DIRECTIONS: Please print every record below exactly as it appears.

※ ※ ※

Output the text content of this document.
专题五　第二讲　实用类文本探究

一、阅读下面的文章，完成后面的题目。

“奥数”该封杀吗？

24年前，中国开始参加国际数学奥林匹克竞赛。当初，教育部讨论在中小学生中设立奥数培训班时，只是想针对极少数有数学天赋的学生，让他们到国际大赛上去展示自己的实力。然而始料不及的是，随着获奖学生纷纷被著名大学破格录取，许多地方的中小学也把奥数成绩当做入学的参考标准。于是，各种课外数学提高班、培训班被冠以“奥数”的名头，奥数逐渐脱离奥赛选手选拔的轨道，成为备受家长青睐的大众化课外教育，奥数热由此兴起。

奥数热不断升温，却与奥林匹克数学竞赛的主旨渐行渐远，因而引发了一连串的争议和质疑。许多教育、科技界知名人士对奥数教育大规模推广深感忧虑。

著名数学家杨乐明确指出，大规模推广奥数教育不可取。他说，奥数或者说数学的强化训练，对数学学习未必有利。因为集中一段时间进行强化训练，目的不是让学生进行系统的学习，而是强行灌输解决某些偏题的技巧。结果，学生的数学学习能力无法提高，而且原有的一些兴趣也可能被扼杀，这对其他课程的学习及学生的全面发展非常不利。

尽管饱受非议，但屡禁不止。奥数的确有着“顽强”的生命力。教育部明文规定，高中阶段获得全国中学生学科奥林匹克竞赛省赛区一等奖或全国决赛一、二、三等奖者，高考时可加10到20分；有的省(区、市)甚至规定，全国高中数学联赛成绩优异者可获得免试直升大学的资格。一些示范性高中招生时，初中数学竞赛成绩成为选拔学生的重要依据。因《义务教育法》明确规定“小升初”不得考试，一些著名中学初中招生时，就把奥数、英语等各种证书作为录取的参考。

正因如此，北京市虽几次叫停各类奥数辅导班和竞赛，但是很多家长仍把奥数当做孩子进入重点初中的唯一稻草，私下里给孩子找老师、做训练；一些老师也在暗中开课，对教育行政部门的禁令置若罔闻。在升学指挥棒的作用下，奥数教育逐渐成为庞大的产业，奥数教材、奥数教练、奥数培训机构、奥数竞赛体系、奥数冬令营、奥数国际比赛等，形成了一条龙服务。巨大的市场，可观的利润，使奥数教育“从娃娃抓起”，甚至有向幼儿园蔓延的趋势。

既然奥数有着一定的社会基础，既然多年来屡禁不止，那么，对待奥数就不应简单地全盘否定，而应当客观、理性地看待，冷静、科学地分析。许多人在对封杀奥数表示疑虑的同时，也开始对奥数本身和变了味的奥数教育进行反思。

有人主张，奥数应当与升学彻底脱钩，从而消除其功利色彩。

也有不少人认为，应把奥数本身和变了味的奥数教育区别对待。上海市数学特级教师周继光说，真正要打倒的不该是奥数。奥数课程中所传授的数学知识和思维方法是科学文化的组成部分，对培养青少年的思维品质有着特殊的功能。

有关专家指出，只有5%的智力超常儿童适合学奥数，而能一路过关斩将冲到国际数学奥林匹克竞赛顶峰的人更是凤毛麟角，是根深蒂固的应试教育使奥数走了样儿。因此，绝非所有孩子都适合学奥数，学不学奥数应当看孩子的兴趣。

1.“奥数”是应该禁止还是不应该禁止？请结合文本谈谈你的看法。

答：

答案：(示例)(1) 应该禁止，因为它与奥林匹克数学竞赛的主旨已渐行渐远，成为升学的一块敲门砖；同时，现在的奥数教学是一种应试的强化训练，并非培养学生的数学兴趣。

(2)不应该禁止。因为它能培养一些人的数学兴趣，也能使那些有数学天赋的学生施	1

※ ※ ※

ANSWER TO THE EXERCISE:
Output the text content of this document.
专题五　第二讲　实用类文本探究

一、阅读下面的文章，完成后面的题目。

“奥数”该封杀吗？

24年前，中国开始参加国际数学奥林匹克竞赛。当初，教育部讨论在中小学生中设立奥数培训班时，只是想针对极少数有数学天赋的学生，让他们到国际大赛上去展示自己的实力。然而始料不及的是，随着获奖学生纷纷被著名大学破格录取，许多地方的中小学也把奥数成绩当做入学的参考标准。于是，各种课外数学提高班、培训班被冠以“奥数”的名头，奥数逐渐脱离奥赛选手选拔的轨道，成为备受家长青睐的大众化课外教育，奥数热由此兴起。

奥数热不断升温，却与奥林匹克数学竞赛的主旨渐行渐远，因而引发了一连串的争议和质疑。许多教育、科技界知名人士对奥数教育大规模推广深感忧虑。

著名数学家杨乐明确指出，大规模推广奥数教育不可取。他说，奥数或者说数学的强化训练，对数学学习未必有利。因为集中一段时间进行强化训练，目的不是让学生进行系统的学习，而是强行灌输解决某些偏题的技巧。结果，学生的数学学习能力无法提高，而且原有的一些兴趣也可能被扼杀，这对其他课程的学习及学生的全面发展非常不利。

尽管饱受非议，但屡禁不止。奥数的确有着“顽强”的生命力。教育部明文规定，高中阶段获得全国中学生学科奥林匹克竞赛省赛区一等奖或全国决赛一、二、三等奖者，高考时可加10到20分；有的省(区、市)甚至规定，全国高中数学联赛成绩优异者可获得免试直升大学的资格。一些示范性高中招生时，初中数学竞赛成绩成为选拔学生的重要依据。因《义务教育法》明确规定“小升初”不得考试，一些著名中学初中招生时，就把奥数、英语等各种证书作为录取的参考。

正因如此，北京市虽几次叫停各类奥数辅导班和竞赛，但是很多家长仍把奥数当做孩子进入重点初中的唯一稻草，私下里给孩子找老师、做训练；一些老师也在暗中开课，对教育行政部门的禁令置若罔闻。在升学指挥棒的作用下，奥数教育逐渐成为庞大的产业，奥数教材、奥数教练、奥数培训机构、奥数竞赛体系、奥数冬令营、奥数国际比赛等，形成了一条龙服务。巨大的市场，可观的利润，使奥数教育“从娃娃抓起”，甚至有向幼儿园蔓延的趋势。

既然奥数有着一定的社会基础，既然多年来屡禁不止，那么，对待奥数就不应简单地全盘否定，而应当客观、理性地看待，冷静、科学地分析。许多人在对封杀奥数表示疑虑的同时，也开始对奥数本身和变了味的奥数教育进行反思。

有人主张，奥数应当与升学彻底脱钩，从而消除其功利色彩。

也有不少人认为，应把奥数本身和变了味的奥数教育区别对待。上海市数学特级教师周继光说，真正要打倒的不该是奥数。奥数课程中所传授的数学知识和思维方法是科学文化的组成部分，对培养青少年的思维品质有着特殊的功能。

有关专家指出，只有5%的智力超常儿童适合学奥数，而能一路过关斩将冲到国际数学奥林匹克竞赛顶峰的人更是凤毛麟角，是根深蒂固的应试教育使奥数走了样儿。因此，绝非所有孩子都适合学奥数，学不学奥数应当看孩子的兴趣。

1.“奥数”是应该禁止还是不应该禁止？请结合文本谈谈你的看法。

答：

答案：(示例)(1) 应该禁止，因为它与奥林匹克数学竞赛的主旨已渐行渐远，成为升学的一块敲门砖；同时，现在的奥数教学是一种应试的强化训练，并非培养学生的数学兴趣。

(2)不应该禁止。因为它能培养一些人的数学兴趣，也能使那些有数学天赋的学生施	1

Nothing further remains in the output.